● **Aim**
Find how many lines in the data below mention "detached". Give the number only.

Chart and figure data:
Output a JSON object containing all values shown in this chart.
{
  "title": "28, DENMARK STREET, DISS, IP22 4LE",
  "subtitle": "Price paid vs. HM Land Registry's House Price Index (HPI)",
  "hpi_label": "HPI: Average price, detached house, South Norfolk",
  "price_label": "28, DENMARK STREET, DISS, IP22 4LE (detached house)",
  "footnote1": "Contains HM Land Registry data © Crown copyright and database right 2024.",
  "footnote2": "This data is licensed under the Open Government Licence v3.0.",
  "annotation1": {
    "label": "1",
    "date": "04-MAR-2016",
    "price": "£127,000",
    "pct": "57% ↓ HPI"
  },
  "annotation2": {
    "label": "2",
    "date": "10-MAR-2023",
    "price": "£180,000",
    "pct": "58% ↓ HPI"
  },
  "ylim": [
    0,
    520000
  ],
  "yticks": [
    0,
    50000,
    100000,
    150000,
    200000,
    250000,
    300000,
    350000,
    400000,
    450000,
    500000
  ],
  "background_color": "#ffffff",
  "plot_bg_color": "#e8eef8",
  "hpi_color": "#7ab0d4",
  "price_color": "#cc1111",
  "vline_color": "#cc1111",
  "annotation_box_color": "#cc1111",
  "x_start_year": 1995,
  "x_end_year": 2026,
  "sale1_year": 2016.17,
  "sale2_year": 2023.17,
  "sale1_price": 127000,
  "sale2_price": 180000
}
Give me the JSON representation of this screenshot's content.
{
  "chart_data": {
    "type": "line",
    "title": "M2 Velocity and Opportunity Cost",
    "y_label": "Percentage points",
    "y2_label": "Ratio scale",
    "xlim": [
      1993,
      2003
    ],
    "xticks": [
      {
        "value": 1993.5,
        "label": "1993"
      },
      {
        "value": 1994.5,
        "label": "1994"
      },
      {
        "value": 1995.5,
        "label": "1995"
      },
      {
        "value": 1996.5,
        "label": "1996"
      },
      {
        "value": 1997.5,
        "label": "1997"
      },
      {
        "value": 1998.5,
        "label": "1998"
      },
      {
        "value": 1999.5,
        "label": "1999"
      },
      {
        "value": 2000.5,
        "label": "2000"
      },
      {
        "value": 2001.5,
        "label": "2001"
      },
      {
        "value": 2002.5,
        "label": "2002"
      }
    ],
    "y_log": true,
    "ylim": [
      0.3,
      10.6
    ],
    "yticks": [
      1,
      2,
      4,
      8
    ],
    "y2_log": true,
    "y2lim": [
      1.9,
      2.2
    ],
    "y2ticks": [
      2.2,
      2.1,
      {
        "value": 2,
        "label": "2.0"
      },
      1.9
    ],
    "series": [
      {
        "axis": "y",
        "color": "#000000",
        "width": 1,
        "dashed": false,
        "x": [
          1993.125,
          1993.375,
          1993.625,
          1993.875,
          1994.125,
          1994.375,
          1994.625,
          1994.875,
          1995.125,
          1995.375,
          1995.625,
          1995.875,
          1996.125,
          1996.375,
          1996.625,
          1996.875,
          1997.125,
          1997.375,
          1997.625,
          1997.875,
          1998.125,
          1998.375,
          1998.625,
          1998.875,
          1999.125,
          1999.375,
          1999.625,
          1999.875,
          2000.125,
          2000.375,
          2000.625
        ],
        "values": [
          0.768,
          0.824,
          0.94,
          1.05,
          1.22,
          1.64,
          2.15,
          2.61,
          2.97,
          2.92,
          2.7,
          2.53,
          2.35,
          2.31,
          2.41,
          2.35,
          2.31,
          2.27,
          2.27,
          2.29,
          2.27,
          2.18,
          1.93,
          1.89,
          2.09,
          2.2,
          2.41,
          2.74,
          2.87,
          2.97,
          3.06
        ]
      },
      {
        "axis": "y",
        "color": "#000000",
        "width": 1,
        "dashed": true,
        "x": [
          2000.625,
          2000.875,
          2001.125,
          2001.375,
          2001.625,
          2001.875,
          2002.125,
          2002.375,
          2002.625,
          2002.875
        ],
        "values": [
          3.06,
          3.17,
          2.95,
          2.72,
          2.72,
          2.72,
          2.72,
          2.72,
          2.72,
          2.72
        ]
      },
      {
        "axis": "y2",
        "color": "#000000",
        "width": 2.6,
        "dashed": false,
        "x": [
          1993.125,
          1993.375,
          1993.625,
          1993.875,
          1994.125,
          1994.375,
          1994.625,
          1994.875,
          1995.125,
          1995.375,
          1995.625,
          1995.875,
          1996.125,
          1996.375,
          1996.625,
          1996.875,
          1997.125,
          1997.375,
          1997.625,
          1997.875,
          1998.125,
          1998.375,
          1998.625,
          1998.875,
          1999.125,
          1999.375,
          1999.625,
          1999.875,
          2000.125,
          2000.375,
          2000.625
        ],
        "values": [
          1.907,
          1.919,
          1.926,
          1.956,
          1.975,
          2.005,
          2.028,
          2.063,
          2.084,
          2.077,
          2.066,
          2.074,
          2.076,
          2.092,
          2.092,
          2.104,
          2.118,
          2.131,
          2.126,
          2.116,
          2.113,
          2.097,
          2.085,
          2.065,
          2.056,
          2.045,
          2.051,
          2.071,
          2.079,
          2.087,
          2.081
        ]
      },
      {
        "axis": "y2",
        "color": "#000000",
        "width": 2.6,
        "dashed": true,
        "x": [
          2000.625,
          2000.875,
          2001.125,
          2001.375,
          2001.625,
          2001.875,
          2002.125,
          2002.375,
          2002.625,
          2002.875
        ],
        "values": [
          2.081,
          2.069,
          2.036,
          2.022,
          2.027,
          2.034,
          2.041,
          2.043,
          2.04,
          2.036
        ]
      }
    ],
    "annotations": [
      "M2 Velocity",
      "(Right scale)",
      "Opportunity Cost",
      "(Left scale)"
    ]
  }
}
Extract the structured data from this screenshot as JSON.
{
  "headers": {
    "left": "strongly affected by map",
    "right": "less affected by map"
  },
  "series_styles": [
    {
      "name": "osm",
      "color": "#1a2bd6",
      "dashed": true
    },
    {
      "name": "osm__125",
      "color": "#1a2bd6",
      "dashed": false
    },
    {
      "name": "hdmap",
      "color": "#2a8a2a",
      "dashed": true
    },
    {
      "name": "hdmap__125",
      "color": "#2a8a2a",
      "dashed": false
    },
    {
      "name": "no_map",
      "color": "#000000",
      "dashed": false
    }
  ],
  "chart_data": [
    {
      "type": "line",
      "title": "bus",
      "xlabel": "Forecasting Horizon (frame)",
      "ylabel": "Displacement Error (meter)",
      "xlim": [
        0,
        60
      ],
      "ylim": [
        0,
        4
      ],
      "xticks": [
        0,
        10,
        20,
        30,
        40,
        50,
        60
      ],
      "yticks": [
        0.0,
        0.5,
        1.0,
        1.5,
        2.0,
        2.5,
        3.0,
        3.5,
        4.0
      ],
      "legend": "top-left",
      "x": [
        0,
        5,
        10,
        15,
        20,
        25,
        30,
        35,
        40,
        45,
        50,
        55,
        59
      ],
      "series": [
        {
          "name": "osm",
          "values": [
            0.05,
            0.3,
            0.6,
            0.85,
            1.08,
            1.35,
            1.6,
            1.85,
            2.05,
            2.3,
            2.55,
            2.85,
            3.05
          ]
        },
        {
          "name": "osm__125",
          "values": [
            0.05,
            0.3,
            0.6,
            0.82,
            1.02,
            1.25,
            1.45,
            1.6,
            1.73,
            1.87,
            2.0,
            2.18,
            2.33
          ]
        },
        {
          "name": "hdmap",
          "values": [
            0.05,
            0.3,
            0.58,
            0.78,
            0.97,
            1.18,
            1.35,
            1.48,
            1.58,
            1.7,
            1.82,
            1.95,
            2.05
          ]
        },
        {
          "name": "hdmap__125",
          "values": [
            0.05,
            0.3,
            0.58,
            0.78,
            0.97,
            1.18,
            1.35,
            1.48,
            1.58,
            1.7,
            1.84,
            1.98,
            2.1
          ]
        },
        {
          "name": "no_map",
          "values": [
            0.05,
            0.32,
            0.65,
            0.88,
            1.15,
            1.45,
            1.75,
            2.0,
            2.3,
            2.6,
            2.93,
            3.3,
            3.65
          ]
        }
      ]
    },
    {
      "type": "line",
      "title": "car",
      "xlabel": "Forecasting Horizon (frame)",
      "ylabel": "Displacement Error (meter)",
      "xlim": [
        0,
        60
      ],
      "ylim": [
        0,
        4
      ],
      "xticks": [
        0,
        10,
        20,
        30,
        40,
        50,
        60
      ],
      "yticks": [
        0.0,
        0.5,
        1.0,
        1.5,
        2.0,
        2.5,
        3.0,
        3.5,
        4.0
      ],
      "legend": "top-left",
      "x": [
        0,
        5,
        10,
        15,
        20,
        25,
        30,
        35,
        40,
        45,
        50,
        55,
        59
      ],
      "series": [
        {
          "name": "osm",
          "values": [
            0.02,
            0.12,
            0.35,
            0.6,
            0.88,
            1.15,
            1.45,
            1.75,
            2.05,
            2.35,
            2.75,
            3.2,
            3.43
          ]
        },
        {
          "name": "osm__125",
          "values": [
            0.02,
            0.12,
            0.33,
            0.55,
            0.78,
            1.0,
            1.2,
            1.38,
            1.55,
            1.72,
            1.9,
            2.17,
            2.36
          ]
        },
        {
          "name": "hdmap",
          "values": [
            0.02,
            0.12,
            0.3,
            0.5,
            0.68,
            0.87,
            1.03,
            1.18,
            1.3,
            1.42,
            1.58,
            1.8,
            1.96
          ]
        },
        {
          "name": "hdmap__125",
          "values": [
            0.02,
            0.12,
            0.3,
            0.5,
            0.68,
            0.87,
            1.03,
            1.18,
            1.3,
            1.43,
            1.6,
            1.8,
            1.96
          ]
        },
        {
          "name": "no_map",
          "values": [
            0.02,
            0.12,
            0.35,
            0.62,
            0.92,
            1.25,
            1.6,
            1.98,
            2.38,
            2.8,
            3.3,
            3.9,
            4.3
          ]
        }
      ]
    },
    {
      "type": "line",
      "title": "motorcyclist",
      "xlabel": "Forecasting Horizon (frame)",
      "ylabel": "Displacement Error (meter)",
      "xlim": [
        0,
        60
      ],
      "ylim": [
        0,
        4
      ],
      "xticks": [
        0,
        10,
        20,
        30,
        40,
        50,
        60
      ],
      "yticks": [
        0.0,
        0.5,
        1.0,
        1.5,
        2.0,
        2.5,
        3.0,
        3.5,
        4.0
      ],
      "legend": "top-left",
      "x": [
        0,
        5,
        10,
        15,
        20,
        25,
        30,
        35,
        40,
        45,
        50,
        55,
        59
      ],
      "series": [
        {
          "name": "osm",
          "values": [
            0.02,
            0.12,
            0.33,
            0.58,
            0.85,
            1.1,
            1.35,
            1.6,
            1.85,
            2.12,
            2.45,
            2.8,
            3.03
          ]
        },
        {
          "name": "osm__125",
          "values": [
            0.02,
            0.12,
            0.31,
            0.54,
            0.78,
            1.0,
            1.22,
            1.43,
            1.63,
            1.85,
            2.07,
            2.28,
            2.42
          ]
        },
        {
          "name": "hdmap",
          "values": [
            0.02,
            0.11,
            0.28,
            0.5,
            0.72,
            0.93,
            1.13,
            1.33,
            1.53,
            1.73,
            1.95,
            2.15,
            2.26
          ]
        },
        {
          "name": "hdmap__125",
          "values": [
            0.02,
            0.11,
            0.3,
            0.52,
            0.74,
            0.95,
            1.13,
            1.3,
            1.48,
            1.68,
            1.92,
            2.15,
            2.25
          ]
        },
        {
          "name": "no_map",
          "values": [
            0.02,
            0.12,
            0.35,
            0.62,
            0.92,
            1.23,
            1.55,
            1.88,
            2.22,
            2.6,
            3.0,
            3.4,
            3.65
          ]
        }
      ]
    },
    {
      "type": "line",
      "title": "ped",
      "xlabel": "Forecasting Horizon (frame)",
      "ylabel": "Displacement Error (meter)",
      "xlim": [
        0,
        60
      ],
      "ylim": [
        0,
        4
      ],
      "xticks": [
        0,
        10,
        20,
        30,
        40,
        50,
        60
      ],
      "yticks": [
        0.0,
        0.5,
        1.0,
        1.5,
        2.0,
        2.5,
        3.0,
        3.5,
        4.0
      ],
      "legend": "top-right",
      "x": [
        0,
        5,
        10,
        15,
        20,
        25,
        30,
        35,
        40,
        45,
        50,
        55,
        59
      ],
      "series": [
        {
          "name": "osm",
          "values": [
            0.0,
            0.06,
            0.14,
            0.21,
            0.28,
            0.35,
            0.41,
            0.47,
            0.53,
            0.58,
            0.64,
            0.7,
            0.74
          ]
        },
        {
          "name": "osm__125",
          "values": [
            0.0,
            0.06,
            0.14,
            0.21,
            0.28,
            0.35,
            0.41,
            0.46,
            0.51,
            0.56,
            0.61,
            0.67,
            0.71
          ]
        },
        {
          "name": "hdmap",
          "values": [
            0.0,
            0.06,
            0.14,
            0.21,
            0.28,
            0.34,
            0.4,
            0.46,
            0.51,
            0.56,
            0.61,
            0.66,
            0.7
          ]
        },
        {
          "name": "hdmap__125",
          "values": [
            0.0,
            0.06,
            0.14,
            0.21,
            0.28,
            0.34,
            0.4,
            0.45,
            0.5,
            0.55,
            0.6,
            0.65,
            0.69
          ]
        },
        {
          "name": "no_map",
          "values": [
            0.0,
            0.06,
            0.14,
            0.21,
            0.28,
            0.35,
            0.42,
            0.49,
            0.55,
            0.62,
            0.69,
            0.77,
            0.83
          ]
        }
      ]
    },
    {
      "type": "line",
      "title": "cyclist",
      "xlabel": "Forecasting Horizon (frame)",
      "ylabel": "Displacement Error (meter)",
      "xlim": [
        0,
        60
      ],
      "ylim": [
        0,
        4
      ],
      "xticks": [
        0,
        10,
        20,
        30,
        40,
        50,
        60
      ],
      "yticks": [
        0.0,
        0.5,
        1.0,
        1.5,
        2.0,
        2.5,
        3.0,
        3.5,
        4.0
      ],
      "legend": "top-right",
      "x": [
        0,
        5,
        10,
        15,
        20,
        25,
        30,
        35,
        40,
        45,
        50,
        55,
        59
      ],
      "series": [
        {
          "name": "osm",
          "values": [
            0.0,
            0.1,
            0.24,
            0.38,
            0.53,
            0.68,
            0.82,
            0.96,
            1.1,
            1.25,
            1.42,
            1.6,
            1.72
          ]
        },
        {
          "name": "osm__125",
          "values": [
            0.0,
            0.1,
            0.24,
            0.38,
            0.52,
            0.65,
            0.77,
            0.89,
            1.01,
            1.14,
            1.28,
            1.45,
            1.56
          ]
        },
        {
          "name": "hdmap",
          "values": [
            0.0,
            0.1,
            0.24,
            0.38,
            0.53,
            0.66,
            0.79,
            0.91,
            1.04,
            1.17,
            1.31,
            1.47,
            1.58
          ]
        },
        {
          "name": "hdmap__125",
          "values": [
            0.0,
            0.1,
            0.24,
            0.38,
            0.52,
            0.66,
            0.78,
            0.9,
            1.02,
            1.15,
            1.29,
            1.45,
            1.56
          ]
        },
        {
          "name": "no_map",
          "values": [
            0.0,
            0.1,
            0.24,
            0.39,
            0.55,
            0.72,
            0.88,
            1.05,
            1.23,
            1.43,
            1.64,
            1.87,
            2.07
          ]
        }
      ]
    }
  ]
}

● **Finished task**
2